> [RAW DATA]:
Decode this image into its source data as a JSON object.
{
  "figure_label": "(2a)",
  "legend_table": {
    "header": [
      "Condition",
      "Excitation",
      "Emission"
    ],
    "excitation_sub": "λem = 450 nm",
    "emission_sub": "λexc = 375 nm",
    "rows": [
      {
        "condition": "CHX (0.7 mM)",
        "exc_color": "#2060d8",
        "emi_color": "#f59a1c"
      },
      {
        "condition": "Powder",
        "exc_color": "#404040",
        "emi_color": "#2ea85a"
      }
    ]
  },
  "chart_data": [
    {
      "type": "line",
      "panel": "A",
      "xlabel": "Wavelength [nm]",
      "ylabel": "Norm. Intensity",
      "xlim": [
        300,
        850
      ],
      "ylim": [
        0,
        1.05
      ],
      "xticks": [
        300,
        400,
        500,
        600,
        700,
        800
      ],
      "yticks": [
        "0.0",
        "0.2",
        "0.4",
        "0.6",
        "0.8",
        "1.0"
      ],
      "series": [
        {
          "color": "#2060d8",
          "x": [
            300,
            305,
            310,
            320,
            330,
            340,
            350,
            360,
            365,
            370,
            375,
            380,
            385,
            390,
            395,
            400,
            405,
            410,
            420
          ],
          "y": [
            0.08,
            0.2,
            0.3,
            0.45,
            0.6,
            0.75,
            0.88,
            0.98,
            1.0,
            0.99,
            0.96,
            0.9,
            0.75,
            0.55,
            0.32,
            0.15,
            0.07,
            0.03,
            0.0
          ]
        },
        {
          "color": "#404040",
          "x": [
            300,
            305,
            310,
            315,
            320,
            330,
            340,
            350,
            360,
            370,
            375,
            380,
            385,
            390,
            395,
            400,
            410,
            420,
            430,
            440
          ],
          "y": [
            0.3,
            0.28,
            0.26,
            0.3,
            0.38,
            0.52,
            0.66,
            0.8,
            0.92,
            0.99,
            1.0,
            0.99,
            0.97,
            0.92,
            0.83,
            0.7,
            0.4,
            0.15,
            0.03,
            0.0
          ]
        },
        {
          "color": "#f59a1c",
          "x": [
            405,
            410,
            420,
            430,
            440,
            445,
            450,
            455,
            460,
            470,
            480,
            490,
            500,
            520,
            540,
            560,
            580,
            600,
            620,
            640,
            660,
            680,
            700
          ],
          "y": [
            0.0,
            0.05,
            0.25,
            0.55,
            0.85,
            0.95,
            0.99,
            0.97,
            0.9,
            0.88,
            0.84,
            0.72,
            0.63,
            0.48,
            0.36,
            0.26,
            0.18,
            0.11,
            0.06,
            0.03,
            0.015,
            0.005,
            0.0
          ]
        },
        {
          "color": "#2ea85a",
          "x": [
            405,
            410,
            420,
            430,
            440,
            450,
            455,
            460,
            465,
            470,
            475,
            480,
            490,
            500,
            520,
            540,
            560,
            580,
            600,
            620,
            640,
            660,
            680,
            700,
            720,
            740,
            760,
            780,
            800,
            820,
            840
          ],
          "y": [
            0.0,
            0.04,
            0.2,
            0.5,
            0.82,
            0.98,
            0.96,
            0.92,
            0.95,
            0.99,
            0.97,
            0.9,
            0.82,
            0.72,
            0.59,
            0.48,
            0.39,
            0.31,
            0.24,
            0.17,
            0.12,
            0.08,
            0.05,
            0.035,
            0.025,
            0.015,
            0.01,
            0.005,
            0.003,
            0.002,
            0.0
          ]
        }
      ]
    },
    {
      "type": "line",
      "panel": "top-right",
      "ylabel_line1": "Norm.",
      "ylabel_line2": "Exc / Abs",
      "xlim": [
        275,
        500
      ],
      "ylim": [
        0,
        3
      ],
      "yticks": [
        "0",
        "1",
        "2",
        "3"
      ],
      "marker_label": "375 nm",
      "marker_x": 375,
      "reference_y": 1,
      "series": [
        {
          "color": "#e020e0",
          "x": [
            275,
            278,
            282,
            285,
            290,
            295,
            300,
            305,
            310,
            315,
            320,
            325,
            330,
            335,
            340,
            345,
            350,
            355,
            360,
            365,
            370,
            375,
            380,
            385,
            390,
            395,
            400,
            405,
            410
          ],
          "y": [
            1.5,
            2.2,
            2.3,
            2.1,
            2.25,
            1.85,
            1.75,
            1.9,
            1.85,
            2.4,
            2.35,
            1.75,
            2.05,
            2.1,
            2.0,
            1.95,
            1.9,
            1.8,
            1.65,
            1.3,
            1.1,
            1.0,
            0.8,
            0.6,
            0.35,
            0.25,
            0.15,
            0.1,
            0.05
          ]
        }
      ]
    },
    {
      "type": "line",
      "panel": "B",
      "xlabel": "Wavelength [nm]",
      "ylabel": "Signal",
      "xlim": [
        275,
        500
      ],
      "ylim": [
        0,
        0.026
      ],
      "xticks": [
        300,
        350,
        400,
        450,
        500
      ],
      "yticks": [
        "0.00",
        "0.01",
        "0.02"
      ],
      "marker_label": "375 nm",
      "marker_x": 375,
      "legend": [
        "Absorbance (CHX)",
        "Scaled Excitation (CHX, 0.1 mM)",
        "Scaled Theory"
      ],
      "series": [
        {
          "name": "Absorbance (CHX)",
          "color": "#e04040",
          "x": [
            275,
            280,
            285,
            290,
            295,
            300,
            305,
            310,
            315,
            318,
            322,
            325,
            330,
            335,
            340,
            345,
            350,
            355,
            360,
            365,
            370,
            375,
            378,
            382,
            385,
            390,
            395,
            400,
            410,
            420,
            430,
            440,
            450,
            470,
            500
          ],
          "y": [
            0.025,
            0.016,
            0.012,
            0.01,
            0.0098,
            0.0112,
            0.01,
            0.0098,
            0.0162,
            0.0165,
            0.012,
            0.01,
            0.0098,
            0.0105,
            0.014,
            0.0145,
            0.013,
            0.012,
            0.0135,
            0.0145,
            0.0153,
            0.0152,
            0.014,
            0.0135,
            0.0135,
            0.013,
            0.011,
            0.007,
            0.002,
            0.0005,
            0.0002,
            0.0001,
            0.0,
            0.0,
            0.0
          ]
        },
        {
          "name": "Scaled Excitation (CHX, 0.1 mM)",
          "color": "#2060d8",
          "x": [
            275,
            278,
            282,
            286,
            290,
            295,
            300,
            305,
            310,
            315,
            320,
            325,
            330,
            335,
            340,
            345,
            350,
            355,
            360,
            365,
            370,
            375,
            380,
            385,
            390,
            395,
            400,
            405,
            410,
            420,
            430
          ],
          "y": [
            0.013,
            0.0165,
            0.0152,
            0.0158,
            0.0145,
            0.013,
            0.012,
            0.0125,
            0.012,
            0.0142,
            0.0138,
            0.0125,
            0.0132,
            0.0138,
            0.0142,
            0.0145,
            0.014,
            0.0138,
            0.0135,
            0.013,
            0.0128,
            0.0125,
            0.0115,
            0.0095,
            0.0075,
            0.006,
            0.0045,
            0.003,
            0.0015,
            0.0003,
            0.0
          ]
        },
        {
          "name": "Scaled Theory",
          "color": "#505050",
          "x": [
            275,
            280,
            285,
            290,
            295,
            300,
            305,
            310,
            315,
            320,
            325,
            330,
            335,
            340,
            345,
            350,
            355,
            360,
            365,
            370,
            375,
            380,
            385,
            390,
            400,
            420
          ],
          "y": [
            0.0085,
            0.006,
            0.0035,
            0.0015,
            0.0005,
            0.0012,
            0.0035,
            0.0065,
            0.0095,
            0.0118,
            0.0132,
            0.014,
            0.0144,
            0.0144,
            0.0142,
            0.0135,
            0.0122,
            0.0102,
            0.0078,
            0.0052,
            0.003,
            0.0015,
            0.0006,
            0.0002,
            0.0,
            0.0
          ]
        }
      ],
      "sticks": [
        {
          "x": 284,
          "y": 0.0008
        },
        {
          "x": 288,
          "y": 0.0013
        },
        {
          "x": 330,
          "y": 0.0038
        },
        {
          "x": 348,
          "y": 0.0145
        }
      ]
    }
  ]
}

> [WRITTEN TASK]:
State the number of lines in these entries that include the string "Scaled". Provide nothing beyond that number.

> [THE OUTPUT]:
4